Provided data:
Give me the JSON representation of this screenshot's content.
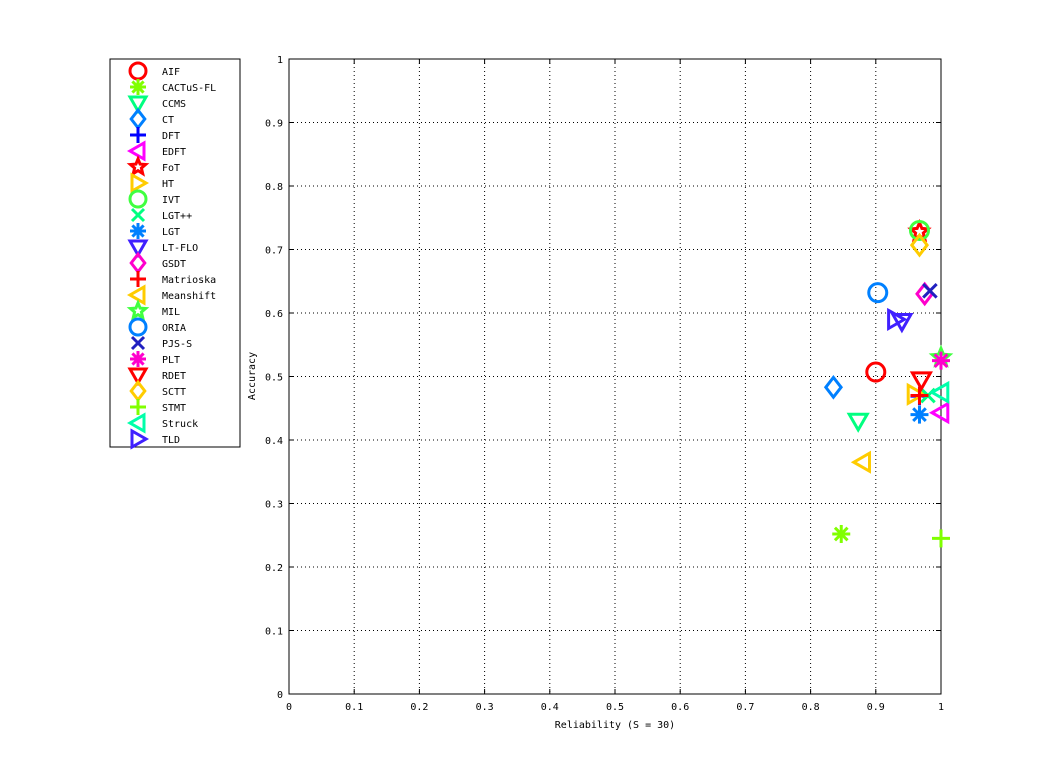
{
  "chart_data": {
    "type": "scatter",
    "title": "",
    "xlabel": "Reliability (S = 30)",
    "ylabel": "Accuracy",
    "xlim": [
      0,
      1
    ],
    "ylim": [
      0,
      1
    ],
    "xticks": [
      "0",
      "0.1",
      "0.2",
      "0.3",
      "0.4",
      "0.5",
      "0.6",
      "0.7",
      "0.8",
      "0.9",
      "1"
    ],
    "yticks": [
      "0",
      "0.1",
      "0.2",
      "0.3",
      "0.4",
      "0.5",
      "0.6",
      "0.7",
      "0.8",
      "0.9",
      "1"
    ],
    "grid": true,
    "legend_position": "outside-left",
    "series": [
      {
        "name": "AIF",
        "marker": "circle",
        "color": "#ff0000",
        "x": 0.9,
        "y": 0.507
      },
      {
        "name": "CACTuS-FL",
        "marker": "asterisk",
        "color": "#80ff00",
        "x": 0.847,
        "y": 0.252
      },
      {
        "name": "CCMS",
        "marker": "triangle-down",
        "color": "#00ff80",
        "x": 0.873,
        "y": 0.43
      },
      {
        "name": "CT",
        "marker": "diamond",
        "color": "#0080ff",
        "x": 0.835,
        "y": 0.483
      },
      {
        "name": "DFT",
        "marker": "plus",
        "color": "#0000ff",
        "x": 0.967,
        "y": 0.469
      },
      {
        "name": "EDFT",
        "marker": "triangle-left",
        "color": "#ff00ff",
        "x": 1.0,
        "y": 0.443
      },
      {
        "name": "FoT",
        "marker": "star",
        "color": "#ff0000",
        "x": 0.967,
        "y": 0.728
      },
      {
        "name": "HT",
        "marker": "triangle-right",
        "color": "#ffcc00",
        "x": 0.96,
        "y": 0.472
      },
      {
        "name": "IVT",
        "marker": "circle",
        "color": "#40ff40",
        "x": 0.967,
        "y": 0.73
      },
      {
        "name": "LGT++",
        "marker": "cross",
        "color": "#00ff80",
        "x": 0.98,
        "y": 0.47
      },
      {
        "name": "LGT",
        "marker": "asterisk",
        "color": "#0080ff",
        "x": 0.967,
        "y": 0.44
      },
      {
        "name": "LT-FLO",
        "marker": "triangle-down",
        "color": "#4020ff",
        "x": 0.94,
        "y": 0.587
      },
      {
        "name": "GSDT",
        "marker": "diamond",
        "color": "#ff00cc",
        "x": 0.975,
        "y": 0.63
      },
      {
        "name": "Matrioska",
        "marker": "plus",
        "color": "#ff0000",
        "x": 0.967,
        "y": 0.47
      },
      {
        "name": "Meanshift",
        "marker": "triangle-left",
        "color": "#ffcc00",
        "x": 0.88,
        "y": 0.365
      },
      {
        "name": "MIL",
        "marker": "star",
        "color": "#40ff40",
        "x": 1.0,
        "y": 0.53
      },
      {
        "name": "ORIA",
        "marker": "circle",
        "color": "#0080ff",
        "x": 0.903,
        "y": 0.632
      },
      {
        "name": "PJS-S",
        "marker": "cross",
        "color": "#2020c0",
        "x": 0.983,
        "y": 0.635
      },
      {
        "name": "PLT",
        "marker": "asterisk",
        "color": "#ff00cc",
        "x": 1.0,
        "y": 0.525
      },
      {
        "name": "RDET",
        "marker": "triangle-down",
        "color": "#ff0000",
        "x": 0.97,
        "y": 0.495
      },
      {
        "name": "SCTT",
        "marker": "diamond",
        "color": "#ffcc00",
        "x": 0.967,
        "y": 0.707
      },
      {
        "name": "STMT",
        "marker": "plus",
        "color": "#80ff00",
        "x": 1.0,
        "y": 0.245
      },
      {
        "name": "Struck",
        "marker": "triangle-left",
        "color": "#00ffaa",
        "x": 1.0,
        "y": 0.475
      },
      {
        "name": "TLD",
        "marker": "triangle-right",
        "color": "#4020ff",
        "x": 0.93,
        "y": 0.59
      }
    ]
  }
}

Instruction:
Retype all the records shown above, character for character. Omit every picture.

Worked solution:
Give me the JSON representation of this screenshot's content.
{
  "chart_data": {
    "type": "scatter",
    "title": "",
    "xlabel": "Reliability (S = 30)",
    "ylabel": "Accuracy",
    "xlim": [
      0,
      1
    ],
    "ylim": [
      0,
      1
    ],
    "xticks": [
      "0",
      "0.1",
      "0.2",
      "0.3",
      "0.4",
      "0.5",
      "0.6",
      "0.7",
      "0.8",
      "0.9",
      "1"
    ],
    "yticks": [
      "0",
      "0.1",
      "0.2",
      "0.3",
      "0.4",
      "0.5",
      "0.6",
      "0.7",
      "0.8",
      "0.9",
      "1"
    ],
    "grid": true,
    "legend_position": "outside-left",
    "series": [
      {
        "name": "AIF",
        "marker": "circle",
        "color": "#ff0000",
        "x": 0.9,
        "y": 0.507
      },
      {
        "name": "CACTuS-FL",
        "marker": "asterisk",
        "color": "#80ff00",
        "x": 0.847,
        "y": 0.252
      },
      {
        "name": "CCMS",
        "marker": "triangle-down",
        "color": "#00ff80",
        "x": 0.873,
        "y": 0.43
      },
      {
        "name": "CT",
        "marker": "diamond",
        "color": "#0080ff",
        "x": 0.835,
        "y": 0.483
      },
      {
        "name": "DFT",
        "marker": "plus",
        "color": "#0000ff",
        "x": 0.967,
        "y": 0.469
      },
      {
        "name": "EDFT",
        "marker": "triangle-left",
        "color": "#ff00ff",
        "x": 1.0,
        "y": 0.443
      },
      {
        "name": "FoT",
        "marker": "star",
        "color": "#ff0000",
        "x": 0.967,
        "y": 0.728
      },
      {
        "name": "HT",
        "marker": "triangle-right",
        "color": "#ffcc00",
        "x": 0.96,
        "y": 0.472
      },
      {
        "name": "IVT",
        "marker": "circle",
        "color": "#40ff40",
        "x": 0.967,
        "y": 0.73
      },
      {
        "name": "LGT++",
        "marker": "cross",
        "color": "#00ff80",
        "x": 0.98,
        "y": 0.47
      },
      {
        "name": "LGT",
        "marker": "asterisk",
        "color": "#0080ff",
        "x": 0.967,
        "y": 0.44
      },
      {
        "name": "LT-FLO",
        "marker": "triangle-down",
        "color": "#4020ff",
        "x": 0.94,
        "y": 0.587
      },
      {
        "name": "GSDT",
        "marker": "diamond",
        "color": "#ff00cc",
        "x": 0.975,
        "y": 0.63
      },
      {
        "name": "Matrioska",
        "marker": "plus",
        "color": "#ff0000",
        "x": 0.967,
        "y": 0.47
      },
      {
        "name": "Meanshift",
        "marker": "triangle-left",
        "color": "#ffcc00",
        "x": 0.88,
        "y": 0.365
      },
      {
        "name": "MIL",
        "marker": "star",
        "color": "#40ff40",
        "x": 1.0,
        "y": 0.53
      },
      {
        "name": "ORIA",
        "marker": "circle",
        "color": "#0080ff",
        "x": 0.903,
        "y": 0.632
      },
      {
        "name": "PJS-S",
        "marker": "cross",
        "color": "#2020c0",
        "x": 0.983,
        "y": 0.635
      },
      {
        "name": "PLT",
        "marker": "asterisk",
        "color": "#ff00cc",
        "x": 1.0,
        "y": 0.525
      },
      {
        "name": "RDET",
        "marker": "triangle-down",
        "color": "#ff0000",
        "x": 0.97,
        "y": 0.495
      },
      {
        "name": "SCTT",
        "marker": "diamond",
        "color": "#ffcc00",
        "x": 0.967,
        "y": 0.707
      },
      {
        "name": "STMT",
        "marker": "plus",
        "color": "#80ff00",
        "x": 1.0,
        "y": 0.245
      },
      {
        "name": "Struck",
        "marker": "triangle-left",
        "color": "#00ffaa",
        "x": 1.0,
        "y": 0.475
      },
      {
        "name": "TLD",
        "marker": "triangle-right",
        "color": "#4020ff",
        "x": 0.93,
        "y": 0.59
      }
    ]
  }
}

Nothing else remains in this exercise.